%%

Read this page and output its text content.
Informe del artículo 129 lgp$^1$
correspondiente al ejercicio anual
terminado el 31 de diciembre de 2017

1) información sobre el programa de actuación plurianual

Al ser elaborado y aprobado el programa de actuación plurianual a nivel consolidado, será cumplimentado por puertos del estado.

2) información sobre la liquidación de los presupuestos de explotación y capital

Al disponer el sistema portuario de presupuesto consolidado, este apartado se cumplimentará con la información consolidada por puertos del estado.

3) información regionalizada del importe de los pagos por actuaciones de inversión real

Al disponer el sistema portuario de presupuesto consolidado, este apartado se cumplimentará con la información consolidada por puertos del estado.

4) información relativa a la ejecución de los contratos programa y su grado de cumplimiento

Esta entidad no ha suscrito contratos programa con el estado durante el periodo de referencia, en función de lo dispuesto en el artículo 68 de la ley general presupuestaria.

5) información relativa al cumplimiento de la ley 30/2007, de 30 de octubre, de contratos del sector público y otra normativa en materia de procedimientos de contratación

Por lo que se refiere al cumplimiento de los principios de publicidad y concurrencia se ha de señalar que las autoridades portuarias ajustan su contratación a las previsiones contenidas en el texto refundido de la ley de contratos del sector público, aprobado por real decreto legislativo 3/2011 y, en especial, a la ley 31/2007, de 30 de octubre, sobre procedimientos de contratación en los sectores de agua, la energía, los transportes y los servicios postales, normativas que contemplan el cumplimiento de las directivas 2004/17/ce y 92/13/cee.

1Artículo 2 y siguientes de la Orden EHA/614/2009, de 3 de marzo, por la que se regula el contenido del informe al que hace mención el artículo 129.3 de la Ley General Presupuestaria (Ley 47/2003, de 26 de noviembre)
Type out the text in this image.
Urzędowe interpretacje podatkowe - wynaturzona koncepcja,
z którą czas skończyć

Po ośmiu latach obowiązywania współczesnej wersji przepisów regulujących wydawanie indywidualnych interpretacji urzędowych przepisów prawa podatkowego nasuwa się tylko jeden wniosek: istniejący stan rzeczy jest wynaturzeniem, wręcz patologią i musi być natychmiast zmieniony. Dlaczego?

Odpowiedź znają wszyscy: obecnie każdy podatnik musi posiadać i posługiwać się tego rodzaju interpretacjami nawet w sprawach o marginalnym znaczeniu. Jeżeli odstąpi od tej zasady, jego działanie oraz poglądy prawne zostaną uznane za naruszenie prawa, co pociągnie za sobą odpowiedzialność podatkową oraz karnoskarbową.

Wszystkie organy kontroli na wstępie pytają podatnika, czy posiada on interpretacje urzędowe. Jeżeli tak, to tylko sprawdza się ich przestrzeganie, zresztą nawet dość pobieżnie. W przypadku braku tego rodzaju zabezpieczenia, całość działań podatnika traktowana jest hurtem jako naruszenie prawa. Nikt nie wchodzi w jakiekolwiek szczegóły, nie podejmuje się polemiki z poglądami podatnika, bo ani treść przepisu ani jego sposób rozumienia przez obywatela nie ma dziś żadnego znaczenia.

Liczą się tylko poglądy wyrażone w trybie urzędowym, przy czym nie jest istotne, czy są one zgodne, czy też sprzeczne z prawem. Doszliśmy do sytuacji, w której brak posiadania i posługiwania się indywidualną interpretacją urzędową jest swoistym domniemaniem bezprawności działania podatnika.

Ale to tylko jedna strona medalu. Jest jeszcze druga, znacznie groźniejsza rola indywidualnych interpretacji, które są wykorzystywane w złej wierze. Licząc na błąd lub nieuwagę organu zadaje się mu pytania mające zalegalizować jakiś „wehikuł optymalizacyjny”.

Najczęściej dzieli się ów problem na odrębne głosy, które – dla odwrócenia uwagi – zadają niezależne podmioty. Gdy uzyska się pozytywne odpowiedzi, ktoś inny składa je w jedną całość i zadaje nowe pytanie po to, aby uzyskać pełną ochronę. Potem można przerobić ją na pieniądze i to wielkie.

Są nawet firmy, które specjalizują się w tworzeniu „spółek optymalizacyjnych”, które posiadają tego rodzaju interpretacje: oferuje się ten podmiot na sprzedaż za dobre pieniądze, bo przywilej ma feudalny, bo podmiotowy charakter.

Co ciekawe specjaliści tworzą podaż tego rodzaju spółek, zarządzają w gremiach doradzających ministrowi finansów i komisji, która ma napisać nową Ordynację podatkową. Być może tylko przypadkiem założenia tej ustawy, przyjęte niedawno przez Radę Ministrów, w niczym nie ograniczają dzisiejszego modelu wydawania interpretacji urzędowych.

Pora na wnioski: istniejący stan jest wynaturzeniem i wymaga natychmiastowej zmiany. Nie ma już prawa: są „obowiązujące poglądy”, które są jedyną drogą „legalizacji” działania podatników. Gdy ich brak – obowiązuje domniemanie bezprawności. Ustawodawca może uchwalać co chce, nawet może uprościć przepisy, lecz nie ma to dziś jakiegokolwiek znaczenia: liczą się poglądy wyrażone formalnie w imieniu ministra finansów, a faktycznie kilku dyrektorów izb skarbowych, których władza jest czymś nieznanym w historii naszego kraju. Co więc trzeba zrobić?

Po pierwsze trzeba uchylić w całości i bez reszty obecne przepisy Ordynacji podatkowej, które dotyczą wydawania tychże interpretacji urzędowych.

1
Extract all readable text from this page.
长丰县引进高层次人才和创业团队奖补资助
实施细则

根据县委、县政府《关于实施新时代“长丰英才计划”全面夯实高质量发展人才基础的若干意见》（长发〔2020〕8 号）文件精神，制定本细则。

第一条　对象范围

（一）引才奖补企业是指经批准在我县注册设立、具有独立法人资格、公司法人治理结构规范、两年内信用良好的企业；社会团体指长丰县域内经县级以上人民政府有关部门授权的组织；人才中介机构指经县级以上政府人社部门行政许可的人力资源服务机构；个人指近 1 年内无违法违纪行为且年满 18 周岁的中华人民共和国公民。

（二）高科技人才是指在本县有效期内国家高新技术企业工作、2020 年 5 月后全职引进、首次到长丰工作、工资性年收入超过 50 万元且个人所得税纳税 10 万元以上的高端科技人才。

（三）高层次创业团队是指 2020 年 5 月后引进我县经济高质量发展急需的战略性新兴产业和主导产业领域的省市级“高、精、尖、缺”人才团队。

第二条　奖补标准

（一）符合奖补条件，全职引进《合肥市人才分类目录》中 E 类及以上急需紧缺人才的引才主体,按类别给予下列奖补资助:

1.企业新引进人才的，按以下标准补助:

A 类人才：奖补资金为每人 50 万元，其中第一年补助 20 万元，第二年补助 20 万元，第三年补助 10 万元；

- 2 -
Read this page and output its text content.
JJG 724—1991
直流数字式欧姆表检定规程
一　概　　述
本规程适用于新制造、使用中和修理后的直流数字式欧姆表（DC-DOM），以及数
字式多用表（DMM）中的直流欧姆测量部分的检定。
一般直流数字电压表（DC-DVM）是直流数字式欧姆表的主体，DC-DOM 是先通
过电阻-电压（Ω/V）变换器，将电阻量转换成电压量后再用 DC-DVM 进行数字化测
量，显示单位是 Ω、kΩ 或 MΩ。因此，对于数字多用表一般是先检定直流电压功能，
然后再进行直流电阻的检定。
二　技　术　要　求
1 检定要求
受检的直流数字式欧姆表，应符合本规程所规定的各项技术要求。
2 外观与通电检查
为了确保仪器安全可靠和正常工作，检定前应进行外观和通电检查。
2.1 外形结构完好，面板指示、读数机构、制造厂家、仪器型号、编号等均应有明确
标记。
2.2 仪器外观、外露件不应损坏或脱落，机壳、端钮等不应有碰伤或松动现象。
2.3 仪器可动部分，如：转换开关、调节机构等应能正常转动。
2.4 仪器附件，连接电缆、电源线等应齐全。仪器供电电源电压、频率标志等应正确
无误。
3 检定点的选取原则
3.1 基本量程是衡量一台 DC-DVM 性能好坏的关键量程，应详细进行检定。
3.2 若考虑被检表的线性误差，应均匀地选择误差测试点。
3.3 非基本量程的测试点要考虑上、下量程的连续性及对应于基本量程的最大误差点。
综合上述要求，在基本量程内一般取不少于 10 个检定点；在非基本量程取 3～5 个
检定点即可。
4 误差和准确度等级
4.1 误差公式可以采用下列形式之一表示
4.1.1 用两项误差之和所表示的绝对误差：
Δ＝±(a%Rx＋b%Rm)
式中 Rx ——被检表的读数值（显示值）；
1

%%

* _PROBLEM DESCRIPTION_
Every line in the data above that contains "sobre" needs to be copied.

* _COMPLETED EXERCISE_
1) información sobre el programa de actuación plurianual
2) información sobre la liquidación de los presupuestos de explotación y capital
Por lo que se refiere al cumplimiento de los principios de publicidad y concurrencia se ha de señalar que las autoridades portuarias ajustan su contratación a las previsiones contenidas en el texto refundido de la ley de contratos del sector público, aprobado por real decreto legislativo 3/2011 y, en especial, a la ley 31/2007, de 30 de octubre, sobre procedimientos de contratación en los sectores de agua, la energía, los transportes y los servicios postales, normativas que contemplan el cumplimiento de las directivas 2004/17/ce y 92/13/cee.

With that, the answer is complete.